Saved entries
^^^^

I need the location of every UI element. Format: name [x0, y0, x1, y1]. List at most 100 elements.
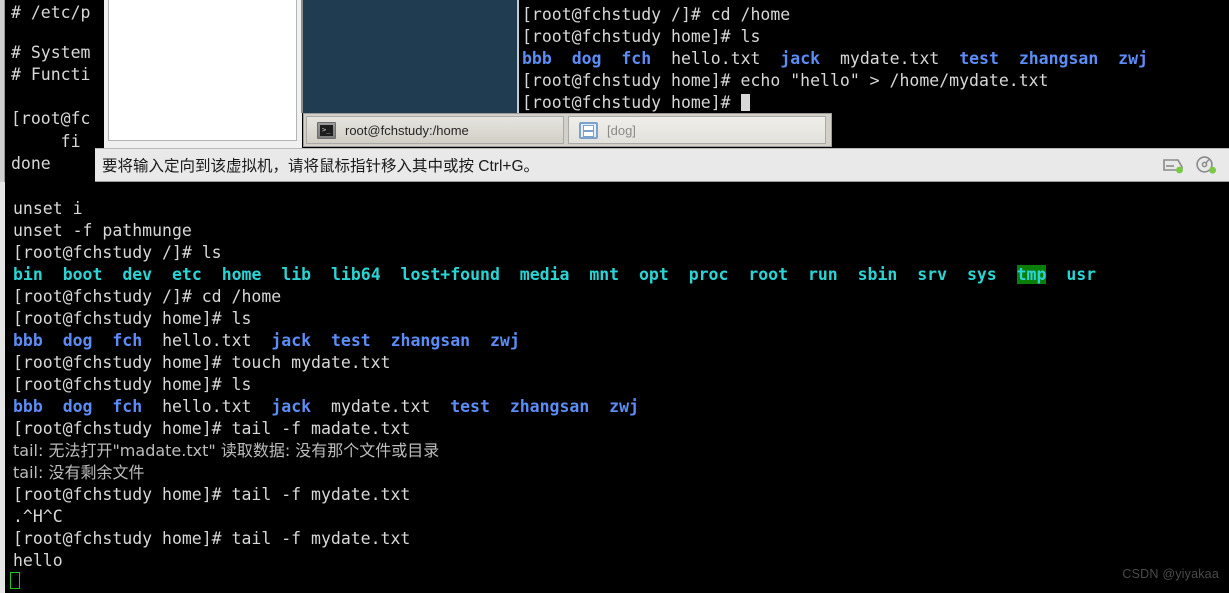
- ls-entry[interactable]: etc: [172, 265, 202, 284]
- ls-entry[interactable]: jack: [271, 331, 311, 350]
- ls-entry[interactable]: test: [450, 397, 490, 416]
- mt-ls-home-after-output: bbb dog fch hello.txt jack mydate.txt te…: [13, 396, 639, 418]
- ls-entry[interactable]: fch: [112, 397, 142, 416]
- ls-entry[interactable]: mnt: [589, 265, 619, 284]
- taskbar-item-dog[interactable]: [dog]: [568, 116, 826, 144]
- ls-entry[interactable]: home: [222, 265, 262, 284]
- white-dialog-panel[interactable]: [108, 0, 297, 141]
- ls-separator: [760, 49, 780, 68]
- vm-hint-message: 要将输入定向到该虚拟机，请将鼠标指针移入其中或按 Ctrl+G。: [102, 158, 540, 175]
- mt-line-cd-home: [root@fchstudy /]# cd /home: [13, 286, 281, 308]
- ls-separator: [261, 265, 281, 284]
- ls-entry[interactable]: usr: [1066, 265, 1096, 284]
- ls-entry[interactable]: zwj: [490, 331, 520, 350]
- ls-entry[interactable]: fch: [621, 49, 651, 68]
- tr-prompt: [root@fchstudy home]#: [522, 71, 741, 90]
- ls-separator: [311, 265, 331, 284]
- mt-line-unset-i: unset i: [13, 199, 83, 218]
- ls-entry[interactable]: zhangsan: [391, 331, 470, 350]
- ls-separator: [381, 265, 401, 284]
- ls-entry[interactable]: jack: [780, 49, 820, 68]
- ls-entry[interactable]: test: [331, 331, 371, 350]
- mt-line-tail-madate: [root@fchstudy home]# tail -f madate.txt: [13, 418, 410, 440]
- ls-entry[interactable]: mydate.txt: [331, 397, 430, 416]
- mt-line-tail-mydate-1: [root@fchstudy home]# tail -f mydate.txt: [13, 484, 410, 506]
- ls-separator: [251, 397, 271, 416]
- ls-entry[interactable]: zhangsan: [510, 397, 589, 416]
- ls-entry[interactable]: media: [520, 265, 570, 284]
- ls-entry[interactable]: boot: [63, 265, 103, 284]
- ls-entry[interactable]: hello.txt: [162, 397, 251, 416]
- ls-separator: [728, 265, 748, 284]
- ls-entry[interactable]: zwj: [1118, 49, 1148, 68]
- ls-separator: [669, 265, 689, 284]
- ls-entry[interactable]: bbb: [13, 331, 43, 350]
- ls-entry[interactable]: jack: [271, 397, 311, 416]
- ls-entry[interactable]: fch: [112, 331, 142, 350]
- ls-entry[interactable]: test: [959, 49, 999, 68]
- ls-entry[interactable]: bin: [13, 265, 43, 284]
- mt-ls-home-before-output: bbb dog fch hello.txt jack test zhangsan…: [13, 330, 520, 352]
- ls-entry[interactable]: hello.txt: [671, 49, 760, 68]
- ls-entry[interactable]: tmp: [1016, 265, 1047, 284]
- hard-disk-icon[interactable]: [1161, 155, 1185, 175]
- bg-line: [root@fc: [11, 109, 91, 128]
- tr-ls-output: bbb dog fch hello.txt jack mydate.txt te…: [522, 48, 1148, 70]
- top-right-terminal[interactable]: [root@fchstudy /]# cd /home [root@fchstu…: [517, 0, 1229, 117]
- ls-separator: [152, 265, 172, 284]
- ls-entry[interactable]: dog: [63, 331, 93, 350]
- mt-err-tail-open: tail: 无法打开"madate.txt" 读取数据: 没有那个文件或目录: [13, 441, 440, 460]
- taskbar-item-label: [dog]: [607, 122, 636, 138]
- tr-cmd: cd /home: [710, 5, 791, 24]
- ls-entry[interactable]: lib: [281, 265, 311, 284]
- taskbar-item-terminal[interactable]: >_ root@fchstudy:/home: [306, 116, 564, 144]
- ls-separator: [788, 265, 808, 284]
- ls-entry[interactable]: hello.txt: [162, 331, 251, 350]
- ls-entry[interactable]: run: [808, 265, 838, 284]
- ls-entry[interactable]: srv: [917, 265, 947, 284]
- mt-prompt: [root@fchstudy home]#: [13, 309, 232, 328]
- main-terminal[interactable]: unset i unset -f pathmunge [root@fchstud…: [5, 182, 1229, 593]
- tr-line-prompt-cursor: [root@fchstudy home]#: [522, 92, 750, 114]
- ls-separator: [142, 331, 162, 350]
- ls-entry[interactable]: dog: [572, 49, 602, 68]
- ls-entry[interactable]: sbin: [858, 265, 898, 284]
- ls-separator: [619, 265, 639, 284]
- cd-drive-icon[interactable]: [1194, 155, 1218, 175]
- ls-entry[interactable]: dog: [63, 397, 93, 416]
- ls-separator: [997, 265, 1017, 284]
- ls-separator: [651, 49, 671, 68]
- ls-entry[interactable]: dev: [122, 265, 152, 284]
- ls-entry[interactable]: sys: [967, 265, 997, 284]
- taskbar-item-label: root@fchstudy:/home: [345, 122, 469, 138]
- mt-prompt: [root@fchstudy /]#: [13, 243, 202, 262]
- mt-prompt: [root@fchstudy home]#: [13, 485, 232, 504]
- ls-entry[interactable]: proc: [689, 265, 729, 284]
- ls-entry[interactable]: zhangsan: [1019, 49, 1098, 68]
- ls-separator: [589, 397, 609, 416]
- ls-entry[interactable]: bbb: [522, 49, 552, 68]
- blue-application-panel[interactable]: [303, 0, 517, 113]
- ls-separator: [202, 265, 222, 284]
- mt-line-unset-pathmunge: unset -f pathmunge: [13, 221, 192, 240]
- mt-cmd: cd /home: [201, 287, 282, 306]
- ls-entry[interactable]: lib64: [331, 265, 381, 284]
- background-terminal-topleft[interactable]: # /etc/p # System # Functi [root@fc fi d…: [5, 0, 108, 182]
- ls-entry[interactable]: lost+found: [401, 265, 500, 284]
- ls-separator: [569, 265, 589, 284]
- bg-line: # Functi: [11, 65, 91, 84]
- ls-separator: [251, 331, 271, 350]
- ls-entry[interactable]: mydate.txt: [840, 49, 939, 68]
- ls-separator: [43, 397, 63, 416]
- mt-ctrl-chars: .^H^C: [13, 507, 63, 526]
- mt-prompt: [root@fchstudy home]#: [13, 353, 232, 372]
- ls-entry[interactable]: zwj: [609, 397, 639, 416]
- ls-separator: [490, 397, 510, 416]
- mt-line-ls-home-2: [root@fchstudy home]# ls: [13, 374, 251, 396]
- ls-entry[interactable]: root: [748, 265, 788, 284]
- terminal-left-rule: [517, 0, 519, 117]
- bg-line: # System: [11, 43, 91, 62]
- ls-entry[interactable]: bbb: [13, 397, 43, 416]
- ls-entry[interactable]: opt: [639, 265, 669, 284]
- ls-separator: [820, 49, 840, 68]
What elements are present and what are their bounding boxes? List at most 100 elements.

^^^^

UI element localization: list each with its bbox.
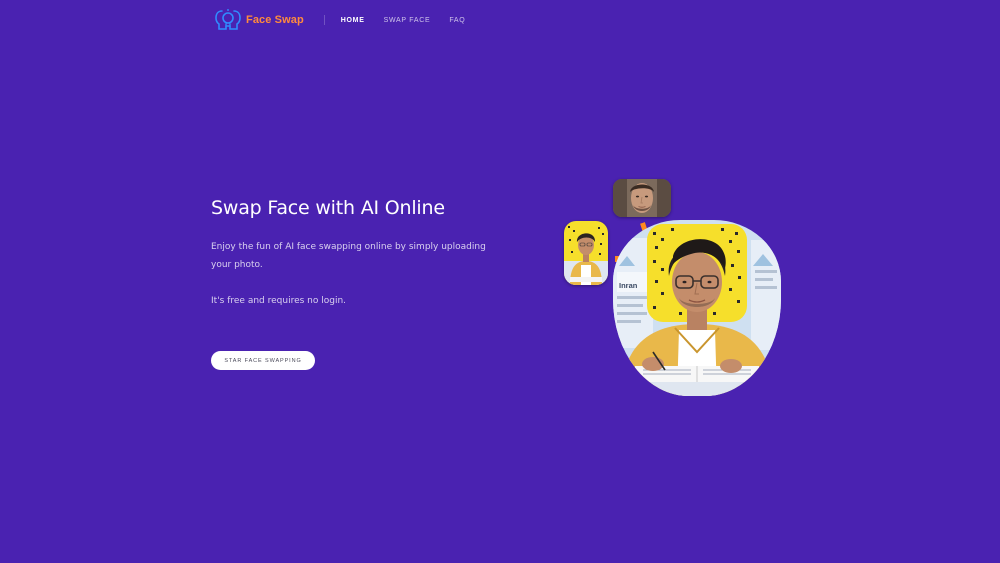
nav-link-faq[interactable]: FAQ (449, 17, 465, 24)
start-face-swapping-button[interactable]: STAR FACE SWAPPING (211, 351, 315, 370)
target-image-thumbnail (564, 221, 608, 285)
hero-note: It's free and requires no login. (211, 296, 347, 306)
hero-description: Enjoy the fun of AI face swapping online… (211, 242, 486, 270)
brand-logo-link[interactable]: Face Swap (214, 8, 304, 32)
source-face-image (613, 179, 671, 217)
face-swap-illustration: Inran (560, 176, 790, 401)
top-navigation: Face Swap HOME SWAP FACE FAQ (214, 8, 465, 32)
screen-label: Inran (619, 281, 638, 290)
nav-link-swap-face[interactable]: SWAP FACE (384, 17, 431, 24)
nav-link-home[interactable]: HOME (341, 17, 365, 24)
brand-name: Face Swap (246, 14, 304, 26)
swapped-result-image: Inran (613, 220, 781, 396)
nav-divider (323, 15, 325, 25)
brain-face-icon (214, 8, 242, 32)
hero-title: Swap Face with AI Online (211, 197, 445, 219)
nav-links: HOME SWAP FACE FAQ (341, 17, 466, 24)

^^^^

Please rename "hero-description" to "hero-subtitle" in the data between the lines holding "nav-link-faq[interactable]: FAQ (449, 17, 465, 24)" and "screen-label: Inran (619, 281, 638, 290)", inclusive, and return those lines with nothing else changed.

nav-link-faq[interactable]: FAQ (449, 17, 465, 24)
start-face-swapping-button[interactable]: STAR FACE SWAPPING (211, 351, 315, 370)
target-image-thumbnail (564, 221, 608, 285)
hero-note: It's free and requires no login. (211, 296, 347, 306)
hero-subtitle: Enjoy the fun of AI face swapping online… (211, 242, 486, 270)
brand-logo-link[interactable]: Face Swap (214, 8, 304, 32)
source-face-image (613, 179, 671, 217)
face-swap-illustration: Inran (560, 176, 790, 401)
top-navigation: Face Swap HOME SWAP FACE FAQ (214, 8, 465, 32)
screen-label: Inran (619, 281, 638, 290)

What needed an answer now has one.